Goal:
From the entries below, copy every line where the string "title" appears.
START Provided material
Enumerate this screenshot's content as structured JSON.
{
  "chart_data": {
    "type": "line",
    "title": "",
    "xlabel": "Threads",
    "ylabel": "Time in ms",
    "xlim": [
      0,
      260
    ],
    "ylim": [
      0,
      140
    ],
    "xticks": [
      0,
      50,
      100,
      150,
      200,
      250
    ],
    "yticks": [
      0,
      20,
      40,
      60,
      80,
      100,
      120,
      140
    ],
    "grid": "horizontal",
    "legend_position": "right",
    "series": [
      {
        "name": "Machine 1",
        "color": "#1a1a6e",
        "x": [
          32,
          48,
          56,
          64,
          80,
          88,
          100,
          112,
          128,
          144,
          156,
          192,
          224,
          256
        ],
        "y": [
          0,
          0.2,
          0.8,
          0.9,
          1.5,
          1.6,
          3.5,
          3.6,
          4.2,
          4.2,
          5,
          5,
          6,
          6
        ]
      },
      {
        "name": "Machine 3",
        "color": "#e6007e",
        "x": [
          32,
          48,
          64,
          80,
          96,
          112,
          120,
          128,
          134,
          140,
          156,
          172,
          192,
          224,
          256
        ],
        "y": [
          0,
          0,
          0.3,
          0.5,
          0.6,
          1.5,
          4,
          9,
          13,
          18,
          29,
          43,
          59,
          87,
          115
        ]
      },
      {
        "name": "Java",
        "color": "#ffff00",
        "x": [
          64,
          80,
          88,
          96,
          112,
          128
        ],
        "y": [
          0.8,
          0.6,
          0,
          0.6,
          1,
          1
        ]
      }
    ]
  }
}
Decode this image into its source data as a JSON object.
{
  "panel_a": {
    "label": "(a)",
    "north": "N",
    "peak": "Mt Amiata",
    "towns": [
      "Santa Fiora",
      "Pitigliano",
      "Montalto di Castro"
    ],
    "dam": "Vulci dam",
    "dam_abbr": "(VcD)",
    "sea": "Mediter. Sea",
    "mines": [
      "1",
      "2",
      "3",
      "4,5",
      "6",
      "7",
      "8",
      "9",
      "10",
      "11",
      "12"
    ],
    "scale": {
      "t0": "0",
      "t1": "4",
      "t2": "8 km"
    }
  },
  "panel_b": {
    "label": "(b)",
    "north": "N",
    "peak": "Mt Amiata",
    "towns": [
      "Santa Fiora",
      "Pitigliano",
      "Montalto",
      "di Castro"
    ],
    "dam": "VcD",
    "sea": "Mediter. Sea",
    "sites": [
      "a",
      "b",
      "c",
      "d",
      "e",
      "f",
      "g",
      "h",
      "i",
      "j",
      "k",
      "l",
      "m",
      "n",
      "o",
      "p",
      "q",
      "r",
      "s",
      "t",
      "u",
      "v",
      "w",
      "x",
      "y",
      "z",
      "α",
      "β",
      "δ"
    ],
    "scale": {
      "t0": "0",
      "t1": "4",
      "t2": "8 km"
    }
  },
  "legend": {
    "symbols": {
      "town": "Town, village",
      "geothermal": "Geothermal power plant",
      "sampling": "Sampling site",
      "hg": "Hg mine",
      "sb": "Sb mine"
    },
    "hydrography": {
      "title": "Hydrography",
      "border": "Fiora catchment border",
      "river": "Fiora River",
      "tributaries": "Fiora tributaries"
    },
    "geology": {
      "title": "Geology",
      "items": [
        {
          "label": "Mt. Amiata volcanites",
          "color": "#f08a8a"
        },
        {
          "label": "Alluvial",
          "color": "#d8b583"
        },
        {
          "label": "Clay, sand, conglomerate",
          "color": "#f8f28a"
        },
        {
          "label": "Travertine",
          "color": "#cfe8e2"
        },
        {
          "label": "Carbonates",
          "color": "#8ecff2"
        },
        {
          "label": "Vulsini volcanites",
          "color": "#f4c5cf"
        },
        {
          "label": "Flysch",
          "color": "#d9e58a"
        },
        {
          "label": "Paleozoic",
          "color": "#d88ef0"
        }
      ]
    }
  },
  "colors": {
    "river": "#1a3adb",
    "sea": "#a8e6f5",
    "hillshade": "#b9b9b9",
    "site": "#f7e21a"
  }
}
END Provided material
Written solution:
    "title": "",
      "title": "Hydrography",
      "title": "Geology",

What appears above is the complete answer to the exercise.